Could you print every record below exactly as it appears?

Begin INPUT DATA

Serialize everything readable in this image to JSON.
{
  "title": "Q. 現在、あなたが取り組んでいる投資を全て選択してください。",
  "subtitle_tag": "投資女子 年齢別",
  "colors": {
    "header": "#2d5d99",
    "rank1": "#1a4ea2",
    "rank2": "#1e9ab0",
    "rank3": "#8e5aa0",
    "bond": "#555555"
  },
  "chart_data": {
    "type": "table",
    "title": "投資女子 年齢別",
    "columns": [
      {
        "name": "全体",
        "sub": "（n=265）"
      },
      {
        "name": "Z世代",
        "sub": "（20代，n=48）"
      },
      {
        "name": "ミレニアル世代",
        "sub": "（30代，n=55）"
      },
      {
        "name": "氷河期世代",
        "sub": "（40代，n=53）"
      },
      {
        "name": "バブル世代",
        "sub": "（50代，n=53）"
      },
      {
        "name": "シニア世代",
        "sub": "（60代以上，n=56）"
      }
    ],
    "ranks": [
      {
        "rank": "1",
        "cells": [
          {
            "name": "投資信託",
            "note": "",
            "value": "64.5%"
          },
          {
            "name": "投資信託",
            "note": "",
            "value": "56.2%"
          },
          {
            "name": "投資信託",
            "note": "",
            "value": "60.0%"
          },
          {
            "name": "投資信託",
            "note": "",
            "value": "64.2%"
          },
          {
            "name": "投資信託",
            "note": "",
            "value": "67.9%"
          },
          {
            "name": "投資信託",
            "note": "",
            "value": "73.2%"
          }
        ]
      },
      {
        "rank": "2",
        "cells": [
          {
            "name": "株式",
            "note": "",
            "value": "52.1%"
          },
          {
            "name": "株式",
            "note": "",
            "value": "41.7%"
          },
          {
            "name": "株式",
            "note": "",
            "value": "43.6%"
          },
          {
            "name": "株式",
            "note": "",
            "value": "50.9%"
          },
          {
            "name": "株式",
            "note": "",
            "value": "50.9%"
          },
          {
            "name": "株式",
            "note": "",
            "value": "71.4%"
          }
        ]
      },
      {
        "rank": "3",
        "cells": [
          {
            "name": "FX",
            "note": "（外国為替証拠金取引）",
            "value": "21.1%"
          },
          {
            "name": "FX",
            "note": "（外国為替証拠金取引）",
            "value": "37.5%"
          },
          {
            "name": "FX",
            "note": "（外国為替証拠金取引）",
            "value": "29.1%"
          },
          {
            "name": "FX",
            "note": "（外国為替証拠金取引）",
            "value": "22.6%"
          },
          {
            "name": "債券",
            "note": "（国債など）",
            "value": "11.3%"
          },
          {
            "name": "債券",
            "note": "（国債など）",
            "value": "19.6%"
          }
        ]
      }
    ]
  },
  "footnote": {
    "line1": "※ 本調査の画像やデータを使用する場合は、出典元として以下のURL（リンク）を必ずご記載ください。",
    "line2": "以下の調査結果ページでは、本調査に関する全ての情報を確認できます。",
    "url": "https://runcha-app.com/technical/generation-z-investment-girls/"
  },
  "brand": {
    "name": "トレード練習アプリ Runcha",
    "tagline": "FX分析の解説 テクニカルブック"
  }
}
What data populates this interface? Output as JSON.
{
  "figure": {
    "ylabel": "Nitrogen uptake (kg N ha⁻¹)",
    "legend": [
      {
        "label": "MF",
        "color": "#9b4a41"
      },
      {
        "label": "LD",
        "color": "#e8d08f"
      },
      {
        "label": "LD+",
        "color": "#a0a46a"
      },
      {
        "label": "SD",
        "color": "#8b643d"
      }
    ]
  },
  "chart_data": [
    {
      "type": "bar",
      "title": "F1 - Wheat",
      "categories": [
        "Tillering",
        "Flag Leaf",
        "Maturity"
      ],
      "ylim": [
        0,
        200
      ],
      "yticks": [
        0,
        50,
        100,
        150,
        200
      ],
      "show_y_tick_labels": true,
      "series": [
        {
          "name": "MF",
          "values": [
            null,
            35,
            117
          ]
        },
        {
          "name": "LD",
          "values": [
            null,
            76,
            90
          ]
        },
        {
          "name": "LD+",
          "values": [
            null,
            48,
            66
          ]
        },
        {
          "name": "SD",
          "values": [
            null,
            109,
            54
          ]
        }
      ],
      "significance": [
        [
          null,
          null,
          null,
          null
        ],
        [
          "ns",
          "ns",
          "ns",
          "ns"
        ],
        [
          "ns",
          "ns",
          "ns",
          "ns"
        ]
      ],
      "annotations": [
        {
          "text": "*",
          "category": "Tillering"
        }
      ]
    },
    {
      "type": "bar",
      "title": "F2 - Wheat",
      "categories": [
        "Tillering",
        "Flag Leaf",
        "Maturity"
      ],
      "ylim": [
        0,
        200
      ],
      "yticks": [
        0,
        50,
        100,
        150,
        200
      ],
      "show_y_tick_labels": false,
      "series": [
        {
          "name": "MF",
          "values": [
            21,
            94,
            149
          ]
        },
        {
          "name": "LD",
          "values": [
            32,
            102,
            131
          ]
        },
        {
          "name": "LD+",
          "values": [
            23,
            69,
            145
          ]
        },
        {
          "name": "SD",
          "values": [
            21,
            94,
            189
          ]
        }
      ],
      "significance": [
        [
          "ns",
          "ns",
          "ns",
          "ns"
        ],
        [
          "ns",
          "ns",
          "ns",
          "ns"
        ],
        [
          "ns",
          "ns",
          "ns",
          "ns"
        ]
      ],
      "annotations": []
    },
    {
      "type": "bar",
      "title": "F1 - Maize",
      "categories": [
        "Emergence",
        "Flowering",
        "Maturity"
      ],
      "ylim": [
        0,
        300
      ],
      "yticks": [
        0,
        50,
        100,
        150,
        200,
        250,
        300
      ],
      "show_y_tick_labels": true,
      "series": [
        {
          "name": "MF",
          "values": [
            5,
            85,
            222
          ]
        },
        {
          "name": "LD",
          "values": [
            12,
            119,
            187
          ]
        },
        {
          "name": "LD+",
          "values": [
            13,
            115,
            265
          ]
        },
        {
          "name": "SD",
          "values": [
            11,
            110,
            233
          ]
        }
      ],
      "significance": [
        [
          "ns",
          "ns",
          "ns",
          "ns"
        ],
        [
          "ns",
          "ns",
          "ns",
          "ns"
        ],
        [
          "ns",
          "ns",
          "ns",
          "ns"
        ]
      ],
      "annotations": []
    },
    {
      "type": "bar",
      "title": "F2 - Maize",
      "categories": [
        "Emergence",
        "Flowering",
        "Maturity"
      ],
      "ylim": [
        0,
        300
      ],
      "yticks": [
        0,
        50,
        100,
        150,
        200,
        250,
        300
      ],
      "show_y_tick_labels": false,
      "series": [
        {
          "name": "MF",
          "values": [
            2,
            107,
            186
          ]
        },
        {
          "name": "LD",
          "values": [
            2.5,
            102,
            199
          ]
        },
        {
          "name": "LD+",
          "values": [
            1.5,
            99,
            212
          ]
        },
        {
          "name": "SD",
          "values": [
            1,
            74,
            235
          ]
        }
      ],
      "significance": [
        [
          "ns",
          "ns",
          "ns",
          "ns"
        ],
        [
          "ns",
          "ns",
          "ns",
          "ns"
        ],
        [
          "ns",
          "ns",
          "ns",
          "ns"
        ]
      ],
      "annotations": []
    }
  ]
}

End INPUT DATA

→ WRITTEN ANSWER
Serialize everything readable in this image to JSON.
{
  "title": "Q. 現在、あなたが取り組んでいる投資を全て選択してください。",
  "subtitle_tag": "投資女子 年齢別",
  "colors": {
    "header": "#2d5d99",
    "rank1": "#1a4ea2",
    "rank2": "#1e9ab0",
    "rank3": "#8e5aa0",
    "bond": "#555555"
  },
  "chart_data": {
    "type": "table",
    "title": "投資女子 年齢別",
    "columns": [
      {
        "name": "全体",
        "sub": "（n=265）"
      },
      {
        "name": "Z世代",
        "sub": "（20代，n=48）"
      },
      {
        "name": "ミレニアル世代",
        "sub": "（30代，n=55）"
      },
      {
        "name": "氷河期世代",
        "sub": "（40代，n=53）"
      },
      {
        "name": "バブル世代",
        "sub": "（50代，n=53）"
      },
      {
        "name": "シニア世代",
        "sub": "（60代以上，n=56）"
      }
    ],
    "ranks": [
      {
        "rank": "1",
        "cells": [
          {
            "name": "投資信託",
            "note": "",
            "value": "64.5%"
          },
          {
            "name": "投資信託",
            "note": "",
            "value": "56.2%"
          },
          {
            "name": "投資信託",
            "note": "",
            "value": "60.0%"
          },
          {
            "name": "投資信託",
            "note": "",
            "value": "64.2%"
          },
          {
            "name": "投資信託",
            "note": "",
            "value": "67.9%"
          },
          {
            "name": "投資信託",
            "note": "",
            "value": "73.2%"
          }
        ]
      },
      {
        "rank": "2",
        "cells": [
          {
            "name": "株式",
            "note": "",
            "value": "52.1%"
          },
          {
            "name": "株式",
            "note": "",
            "value": "41.7%"
          },
          {
            "name": "株式",
            "note": "",
            "value": "43.6%"
          },
          {
            "name": "株式",
            "note": "",
            "value": "50.9%"
          },
          {
            "name": "株式",
            "note": "",
            "value": "50.9%"
          },
          {
            "name": "株式",
            "note": "",
            "value": "71.4%"
          }
        ]
      },
      {
        "rank": "3",
        "cells": [
          {
            "name": "FX",
            "note": "（外国為替証拠金取引）",
            "value": "21.1%"
          },
          {
            "name": "FX",
            "note": "（外国為替証拠金取引）",
            "value": "37.5%"
          },
          {
            "name": "FX",
            "note": "（外国為替証拠金取引）",
            "value": "29.1%"
          },
          {
            "name": "FX",
            "note": "（外国為替証拠金取引）",
            "value": "22.6%"
          },
          {
            "name": "債券",
            "note": "（国債など）",
            "value": "11.3%"
          },
          {
            "name": "債券",
            "note": "（国債など）",
            "value": "19.6%"
          }
        ]
      }
    ]
  },
  "footnote": {
    "line1": "※ 本調査の画像やデータを使用する場合は、出典元として以下のURL（リンク）を必ずご記載ください。",
    "line2": "以下の調査結果ページでは、本調査に関する全ての情報を確認できます。",
    "url": "https://runcha-app.com/technical/generation-z-investment-girls/"
  },
  "brand": {
    "name": "トレード練習アプリ Runcha",
    "tagline": "FX分析の解説 テクニカルブック"
  }
}
What data populates this interface? Output as JSON.
{
  "figure": {
    "ylabel": "Nitrogen uptake (kg N ha⁻¹)",
    "legend": [
      {
        "label": "MF",
        "color": "#9b4a41"
      },
      {
        "label": "LD",
        "color": "#e8d08f"
      },
      {
        "label": "LD+",
        "color": "#a0a46a"
      },
      {
        "label": "SD",
        "color": "#8b643d"
      }
    ]
  },
  "chart_data": [
    {
      "type": "bar",
      "title": "F1 - Wheat",
      "categories": [
        "Tillering",
        "Flag Leaf",
        "Maturity"
      ],
      "ylim": [
        0,
        200
      ],
      "yticks": [
        0,
        50,
        100,
        150,
        200
      ],
      "show_y_tick_labels": true,
      "series": [
        {
          "name": "MF",
          "values": [
            null,
            35,
            117
          ]
        },
        {
          "name": "LD",
          "values": [
            null,
            76,
            90
          ]
        },
        {
          "name": "LD+",
          "values": [
            null,
            48,
            66
          ]
        },
        {
          "name": "SD",
          "values": [
            null,
            109,
            54
          ]
        }
      ],
      "significance": [
        [
          null,
          null,
          null,
          null
        ],
        [
          "ns",
          "ns",
          "ns",
          "ns"
        ],
        [
          "ns",
          "ns",
          "ns",
          "ns"
        ]
      ],
      "annotations": [
        {
          "text": "*",
          "category": "Tillering"
        }
      ]
    },
    {
      "type": "bar",
      "title": "F2 - Wheat",
      "categories": [
        "Tillering",
        "Flag Leaf",
        "Maturity"
      ],
      "ylim": [
        0,
        200
      ],
      "yticks": [
        0,
        50,
        100,
        150,
        200
      ],
      "show_y_tick_labels": false,
      "series": [
        {
          "name": "MF",
          "values": [
            21,
            94,
            149
          ]
        },
        {
          "name": "LD",
          "values": [
            32,
            102,
            131
          ]
        },
        {
          "name": "LD+",
          "values": [
            23,
            69,
            145
          ]
        },
        {
          "name": "SD",
          "values": [
            21,
            94,
            189
          ]
        }
      ],
      "significance": [
        [
          "ns",
          "ns",
          "ns",
          "ns"
        ],
        [
          "ns",
          "ns",
          "ns",
          "ns"
        ],
        [
          "ns",
          "ns",
          "ns",
          "ns"
        ]
      ],
      "annotations": []
    },
    {
      "type": "bar",
      "title": "F1 - Maize",
      "categories": [
        "Emergence",
        "Flowering",
        "Maturity"
      ],
      "ylim": [
        0,
        300
      ],
      "yticks": [
        0,
        50,
        100,
        150,
        200,
        250,
        300
      ],
      "show_y_tick_labels": true,
      "series": [
        {
          "name": "MF",
          "values": [
            5,
            85,
            222
          ]
        },
        {
          "name": "LD",
          "values": [
            12,
            119,
            187
          ]
        },
        {
          "name": "LD+",
          "values": [
            13,
            115,
            265
          ]
        },
        {
          "name": "SD",
          "values": [
            11,
            110,
            233
          ]
        }
      ],
      "significance": [
        [
          "ns",
          "ns",
          "ns",
          "ns"
        ],
        [
          "ns",
          "ns",
          "ns",
          "ns"
        ],
        [
          "ns",
          "ns",
          "ns",
          "ns"
        ]
      ],
      "annotations": []
    },
    {
      "type": "bar",
      "title": "F2 - Maize",
      "categories": [
        "Emergence",
        "Flowering",
        "Maturity"
      ],
      "ylim": [
        0,
        300
      ],
      "yticks": [
        0,
        50,
        100,
        150,
        200,
        250,
        300
      ],
      "show_y_tick_labels": false,
      "series": [
        {
          "name": "MF",
          "values": [
            2,
            107,
            186
          ]
        },
        {
          "name": "LD",
          "values": [
            2.5,
            102,
            199
          ]
        },
        {
          "name": "LD+",
          "values": [
            1.5,
            99,
            212
          ]
        },
        {
          "name": "SD",
          "values": [
            1,
            74,
            235
          ]
        }
      ],
      "significance": [
        [
          "ns",
          "ns",
          "ns",
          "ns"
        ],
        [
          "ns",
          "ns",
          "ns",
          "ns"
        ],
        [
          "ns",
          "ns",
          "ns",
          "ns"
        ]
      ],
      "annotations": []
    }
  ]
}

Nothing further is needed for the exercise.